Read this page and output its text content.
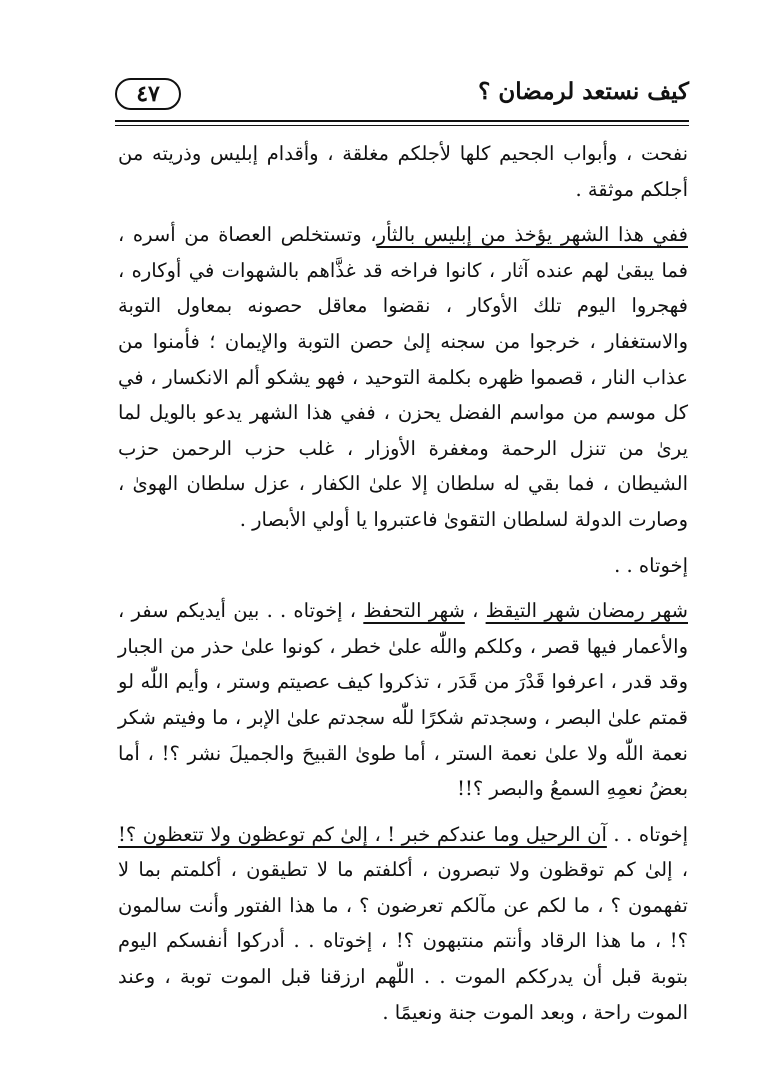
كيف نستعد لرمضان ؟
٤٧

نفحت ، وأبواب الجحيم كلها لأجلكم مغلقة ، وأقدام إبليس وذريته من أجلكم موثقة .

ففي هذا الشهر يؤخذ من إبليس بالثأر، وتستخلص العصاة من أسره ، فما يبقىٰ لهم عنده آثار ، كانوا فراخه قد غذَّاهم بالشهوات في أوكاره ، فهجروا اليوم تلك الأوكار ، نقضوا معاقل حصونه بمعاول التوبة والاستغفار ، خرجوا من سجنه إلىٰ حصن التوبة والإيمان ؛ فأمنوا من عذاب النار ، قصموا ظهره بكلمة التوحيد ، فهو يشكو ألم الانكسار ، في كل موسم من مواسم الفضل يحزن ، ففي هذا الشهر يدعو بالويل لما يرىٰ من تنزل الرحمة ومغفرة الأوزار ، غلب حزب الرحمن حزب الشيطان ، فما بقي له سلطان إلا علىٰ الكفار ، عزل سلطان الهوىٰ ، وصارت الدولة لسلطان التقوىٰ فاعتبروا يا أولي الأبصار .

إخوتاه . .

شهر رمضان شهر التيقظ ، شهر التحفظ ، إخوتاه . . بين أيديكم سفر ، والأعمار فيها قصر ، وكلكم واللّٰه علىٰ خطر ، كونوا علىٰ حذر من الجبار وقد قدر ، اعرفوا قَدْرَ من قَدَر ، تذكروا كيف عصيتم وستر ، وأيم اللّٰه لو قمتم علىٰ البصر ، وسجدتم شكرًا للّٰه سجدتم علىٰ الإبر ، ما وفيتم شكر نعمة اللّٰه ولا علىٰ نعمة الستر ، أما طوىٰ القبيحَ والجميلَ نشر ؟! ، أما بعضُ نعمِهِ السمعُ والبصر ؟!!

إخوتاه . . آن الرحيل وما عندكم خبر ! ، إلىٰ كم توعظون ولا تتعظون ؟! ، إلىٰ كم توقظون ولا تبصرون ، أكلفتم ما لا تطيقون ، أكلمتم بما لا تفهمون ؟ ، ما لكم عن مآلكم تعرضون ؟ ، ما هذا الفتور وأنت سالمون ؟! ، ما هذا الرقاد وأنتم منتبهون ؟! ، إخوتاه . . أدركوا أنفسكم اليوم بتوبة قبل أن يدرككم الموت . . اللّٰهم ارزقنا قبل الموت توبة ، وعند الموت راحة ، وبعد الموت جنة ونعيمًا .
-- -- --
Give back the entries verbatim. Do not include any picture.

Read this page and output its text content.
كيف نستعد لرمضان ؟
٤٧

نفحت ، وأبواب الجحيم كلها لأجلكم مغلقة ، وأقدام إبليس وذريته من أجلكم موثقة .

ففي هذا الشهر يؤخذ من إبليس بالثأر، وتستخلص العصاة من أسره ، فما يبقىٰ لهم عنده آثار ، كانوا فراخه قد غذَّاهم بالشهوات في أوكاره ، فهجروا اليوم تلك الأوكار ، نقضوا معاقل حصونه بمعاول التوبة والاستغفار ، خرجوا من سجنه إلىٰ حصن التوبة والإيمان ؛ فأمنوا من عذاب النار ، قصموا ظهره بكلمة التوحيد ، فهو يشكو ألم الانكسار ، في كل موسم من مواسم الفضل يحزن ، ففي هذا الشهر يدعو بالويل لما يرىٰ من تنزل الرحمة ومغفرة الأوزار ، غلب حزب الرحمن حزب الشيطان ، فما بقي له سلطان إلا علىٰ الكفار ، عزل سلطان الهوىٰ ، وصارت الدولة لسلطان التقوىٰ فاعتبروا يا أولي الأبصار .

إخوتاه . .

شهر رمضان شهر التيقظ ، شهر التحفظ ، إخوتاه . . بين أيديكم سفر ، والأعمار فيها قصر ، وكلكم واللّٰه علىٰ خطر ، كونوا علىٰ حذر من الجبار وقد قدر ، اعرفوا قَدْرَ من قَدَر ، تذكروا كيف عصيتم وستر ، وأيم اللّٰه لو قمتم علىٰ البصر ، وسجدتم شكرًا للّٰه سجدتم علىٰ الإبر ، ما وفيتم شكر نعمة اللّٰه ولا علىٰ نعمة الستر ، أما طوىٰ القبيحَ والجميلَ نشر ؟! ، أما بعضُ نعمِهِ السمعُ والبصر ؟!!

إخوتاه . . آن الرحيل وما عندكم خبر ! ، إلىٰ كم توعظون ولا تتعظون ؟! ، إلىٰ كم توقظون ولا تبصرون ، أكلفتم ما لا تطيقون ، أكلمتم بما لا تفهمون ؟ ، ما لكم عن مآلكم تعرضون ؟ ، ما هذا الفتور وأنت سالمون ؟! ، ما هذا الرقاد وأنتم منتبهون ؟! ، إخوتاه . . أدركوا أنفسكم اليوم بتوبة قبل أن يدرككم الموت . . اللّٰهم ارزقنا قبل الموت توبة ، وعند الموت راحة ، وبعد الموت جنة ونعيمًا .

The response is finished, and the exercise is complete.